----- RECORDS SHOWN

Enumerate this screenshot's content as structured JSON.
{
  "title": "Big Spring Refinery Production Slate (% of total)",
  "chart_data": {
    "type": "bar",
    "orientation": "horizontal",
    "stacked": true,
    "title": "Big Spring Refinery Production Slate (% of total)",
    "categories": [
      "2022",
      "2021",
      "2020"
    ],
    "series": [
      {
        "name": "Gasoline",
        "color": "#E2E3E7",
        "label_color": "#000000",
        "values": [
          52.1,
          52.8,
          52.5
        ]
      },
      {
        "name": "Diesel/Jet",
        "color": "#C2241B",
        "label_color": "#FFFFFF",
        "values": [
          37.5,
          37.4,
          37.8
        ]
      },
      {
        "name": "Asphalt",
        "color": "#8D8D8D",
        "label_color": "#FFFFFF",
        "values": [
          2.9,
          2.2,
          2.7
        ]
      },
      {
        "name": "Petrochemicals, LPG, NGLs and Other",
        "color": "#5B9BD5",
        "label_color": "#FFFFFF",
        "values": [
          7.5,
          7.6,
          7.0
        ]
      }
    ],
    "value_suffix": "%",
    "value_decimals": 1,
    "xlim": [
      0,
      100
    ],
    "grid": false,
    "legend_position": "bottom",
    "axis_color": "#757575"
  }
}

----------

**BRIEF:** Print the material above once more, exactly.

**ANSWER:**
Enumerate this screenshot's content as structured JSON.
{
  "title": "Big Spring Refinery Production Slate (% of total)",
  "chart_data": {
    "type": "bar",
    "orientation": "horizontal",
    "stacked": true,
    "title": "Big Spring Refinery Production Slate (% of total)",
    "categories": [
      "2022",
      "2021",
      "2020"
    ],
    "series": [
      {
        "name": "Gasoline",
        "color": "#E2E3E7",
        "label_color": "#000000",
        "values": [
          52.1,
          52.8,
          52.5
        ]
      },
      {
        "name": "Diesel/Jet",
        "color": "#C2241B",
        "label_color": "#FFFFFF",
        "values": [
          37.5,
          37.4,
          37.8
        ]
      },
      {
        "name": "Asphalt",
        "color": "#8D8D8D",
        "label_color": "#FFFFFF",
        "values": [
          2.9,
          2.2,
          2.7
        ]
      },
      {
        "name": "Petrochemicals, LPG, NGLs and Other",
        "color": "#5B9BD5",
        "label_color": "#FFFFFF",
        "values": [
          7.5,
          7.6,
          7.0
        ]
      }
    ],
    "value_suffix": "%",
    "value_decimals": 1,
    "xlim": [
      0,
      100
    ],
    "grid": false,
    "legend_position": "bottom",
    "axis_color": "#757575"
  }
}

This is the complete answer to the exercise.